- TASK GOAL -
Report, as a bare number, how many lines hold "电暖器的插头是三脚插头".

═════ THE DATA

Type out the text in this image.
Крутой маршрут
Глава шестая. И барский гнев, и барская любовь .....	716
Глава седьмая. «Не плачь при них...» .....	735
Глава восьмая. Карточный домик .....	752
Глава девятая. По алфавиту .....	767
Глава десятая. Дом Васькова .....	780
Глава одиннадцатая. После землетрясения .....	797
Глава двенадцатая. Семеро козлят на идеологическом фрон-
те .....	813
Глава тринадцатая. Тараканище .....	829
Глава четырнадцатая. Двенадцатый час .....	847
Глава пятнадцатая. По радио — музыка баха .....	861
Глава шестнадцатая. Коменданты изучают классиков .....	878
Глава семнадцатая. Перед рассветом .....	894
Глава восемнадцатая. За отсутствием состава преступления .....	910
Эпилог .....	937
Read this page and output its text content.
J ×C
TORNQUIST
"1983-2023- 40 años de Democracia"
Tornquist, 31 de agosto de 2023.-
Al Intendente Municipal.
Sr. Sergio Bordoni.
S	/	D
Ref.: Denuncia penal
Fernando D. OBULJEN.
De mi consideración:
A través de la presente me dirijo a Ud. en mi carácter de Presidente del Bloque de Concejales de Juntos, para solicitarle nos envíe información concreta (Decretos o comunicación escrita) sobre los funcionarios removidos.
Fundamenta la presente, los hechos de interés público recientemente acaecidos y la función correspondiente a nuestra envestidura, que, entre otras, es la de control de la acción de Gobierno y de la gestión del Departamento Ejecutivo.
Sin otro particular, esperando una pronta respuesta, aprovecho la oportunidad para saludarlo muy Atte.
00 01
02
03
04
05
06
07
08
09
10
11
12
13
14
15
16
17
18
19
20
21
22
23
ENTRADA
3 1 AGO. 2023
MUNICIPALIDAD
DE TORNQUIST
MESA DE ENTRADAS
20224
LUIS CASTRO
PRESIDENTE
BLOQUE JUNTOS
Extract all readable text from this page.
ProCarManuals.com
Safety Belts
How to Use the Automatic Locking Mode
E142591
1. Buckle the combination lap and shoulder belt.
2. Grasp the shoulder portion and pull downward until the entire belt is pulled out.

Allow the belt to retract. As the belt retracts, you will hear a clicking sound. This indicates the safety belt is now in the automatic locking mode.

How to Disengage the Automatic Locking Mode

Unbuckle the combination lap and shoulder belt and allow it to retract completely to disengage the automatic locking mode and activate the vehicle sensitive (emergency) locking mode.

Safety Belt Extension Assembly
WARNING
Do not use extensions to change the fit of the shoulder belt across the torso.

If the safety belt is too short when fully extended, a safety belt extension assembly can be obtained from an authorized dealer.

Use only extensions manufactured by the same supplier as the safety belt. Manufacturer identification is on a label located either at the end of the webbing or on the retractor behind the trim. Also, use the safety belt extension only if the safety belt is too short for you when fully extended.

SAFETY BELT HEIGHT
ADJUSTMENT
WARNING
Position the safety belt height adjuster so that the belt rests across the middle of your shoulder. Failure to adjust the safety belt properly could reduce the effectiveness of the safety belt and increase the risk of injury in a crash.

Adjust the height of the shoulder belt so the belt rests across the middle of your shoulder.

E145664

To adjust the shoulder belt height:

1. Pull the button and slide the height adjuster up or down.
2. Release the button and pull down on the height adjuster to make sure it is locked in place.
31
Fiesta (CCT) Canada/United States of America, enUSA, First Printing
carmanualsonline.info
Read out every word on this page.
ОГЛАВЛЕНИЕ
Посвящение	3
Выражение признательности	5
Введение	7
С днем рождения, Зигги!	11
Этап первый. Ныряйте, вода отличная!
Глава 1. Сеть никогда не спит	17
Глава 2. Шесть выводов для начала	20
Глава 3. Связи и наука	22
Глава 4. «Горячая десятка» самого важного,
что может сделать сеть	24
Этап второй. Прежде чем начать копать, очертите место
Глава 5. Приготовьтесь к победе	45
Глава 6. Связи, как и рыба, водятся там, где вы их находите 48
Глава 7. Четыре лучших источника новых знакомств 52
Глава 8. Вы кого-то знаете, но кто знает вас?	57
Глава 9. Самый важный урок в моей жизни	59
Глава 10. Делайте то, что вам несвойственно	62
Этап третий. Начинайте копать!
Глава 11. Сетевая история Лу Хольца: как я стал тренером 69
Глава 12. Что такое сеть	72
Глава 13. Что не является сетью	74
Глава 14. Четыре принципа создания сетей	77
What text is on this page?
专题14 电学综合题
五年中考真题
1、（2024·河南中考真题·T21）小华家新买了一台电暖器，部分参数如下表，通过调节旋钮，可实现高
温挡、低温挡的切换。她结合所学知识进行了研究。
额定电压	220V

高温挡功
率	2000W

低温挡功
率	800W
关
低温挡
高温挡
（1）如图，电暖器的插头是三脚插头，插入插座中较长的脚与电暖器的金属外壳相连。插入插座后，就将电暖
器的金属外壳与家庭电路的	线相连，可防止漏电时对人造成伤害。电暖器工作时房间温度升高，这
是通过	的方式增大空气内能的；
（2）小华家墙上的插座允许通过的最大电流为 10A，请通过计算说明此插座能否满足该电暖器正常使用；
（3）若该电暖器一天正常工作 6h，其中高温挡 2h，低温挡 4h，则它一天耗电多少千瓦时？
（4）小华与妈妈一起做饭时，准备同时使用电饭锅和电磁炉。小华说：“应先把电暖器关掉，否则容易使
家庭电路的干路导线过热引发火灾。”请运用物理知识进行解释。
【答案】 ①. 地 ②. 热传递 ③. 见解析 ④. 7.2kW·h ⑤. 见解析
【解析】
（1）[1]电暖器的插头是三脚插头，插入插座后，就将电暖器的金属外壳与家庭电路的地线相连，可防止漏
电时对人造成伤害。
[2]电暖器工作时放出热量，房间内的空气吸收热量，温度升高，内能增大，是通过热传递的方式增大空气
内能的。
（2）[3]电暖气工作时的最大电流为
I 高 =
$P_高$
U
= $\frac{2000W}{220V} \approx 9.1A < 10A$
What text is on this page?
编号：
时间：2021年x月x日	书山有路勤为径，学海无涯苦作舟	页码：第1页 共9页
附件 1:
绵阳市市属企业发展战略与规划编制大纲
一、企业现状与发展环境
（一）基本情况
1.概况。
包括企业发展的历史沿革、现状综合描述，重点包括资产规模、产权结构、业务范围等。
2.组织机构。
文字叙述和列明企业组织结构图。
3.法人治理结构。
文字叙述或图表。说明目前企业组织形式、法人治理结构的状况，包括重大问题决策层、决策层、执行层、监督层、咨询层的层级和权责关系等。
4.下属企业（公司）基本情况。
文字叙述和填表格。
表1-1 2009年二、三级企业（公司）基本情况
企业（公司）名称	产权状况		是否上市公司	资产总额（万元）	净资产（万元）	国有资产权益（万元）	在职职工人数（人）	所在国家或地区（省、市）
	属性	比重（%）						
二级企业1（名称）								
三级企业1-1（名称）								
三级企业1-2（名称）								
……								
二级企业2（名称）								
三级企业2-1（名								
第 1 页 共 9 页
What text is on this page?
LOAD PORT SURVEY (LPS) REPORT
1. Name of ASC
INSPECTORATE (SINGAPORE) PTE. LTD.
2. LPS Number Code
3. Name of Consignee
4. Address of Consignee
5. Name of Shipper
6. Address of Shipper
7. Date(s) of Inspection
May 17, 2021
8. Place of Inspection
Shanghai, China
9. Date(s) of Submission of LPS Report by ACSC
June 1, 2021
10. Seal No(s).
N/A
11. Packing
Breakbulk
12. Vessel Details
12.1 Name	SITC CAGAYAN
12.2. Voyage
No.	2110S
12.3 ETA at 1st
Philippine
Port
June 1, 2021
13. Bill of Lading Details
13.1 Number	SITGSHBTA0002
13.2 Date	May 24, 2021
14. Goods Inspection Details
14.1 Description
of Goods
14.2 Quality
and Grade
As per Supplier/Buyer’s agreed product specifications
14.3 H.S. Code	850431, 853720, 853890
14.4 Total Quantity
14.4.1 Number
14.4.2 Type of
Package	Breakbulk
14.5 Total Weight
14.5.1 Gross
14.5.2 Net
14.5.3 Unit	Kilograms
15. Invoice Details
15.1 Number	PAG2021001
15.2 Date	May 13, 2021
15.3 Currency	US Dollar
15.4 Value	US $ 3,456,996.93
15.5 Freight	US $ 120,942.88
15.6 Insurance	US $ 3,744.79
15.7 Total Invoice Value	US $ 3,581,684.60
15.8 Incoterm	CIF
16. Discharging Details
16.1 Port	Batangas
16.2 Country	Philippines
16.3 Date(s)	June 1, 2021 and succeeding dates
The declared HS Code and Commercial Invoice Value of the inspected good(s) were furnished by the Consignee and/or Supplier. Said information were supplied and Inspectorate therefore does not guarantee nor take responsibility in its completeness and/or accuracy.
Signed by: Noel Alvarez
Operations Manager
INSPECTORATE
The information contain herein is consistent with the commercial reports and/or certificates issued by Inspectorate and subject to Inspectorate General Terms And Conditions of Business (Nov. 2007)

══════════

- WRITTEN REPLY -
2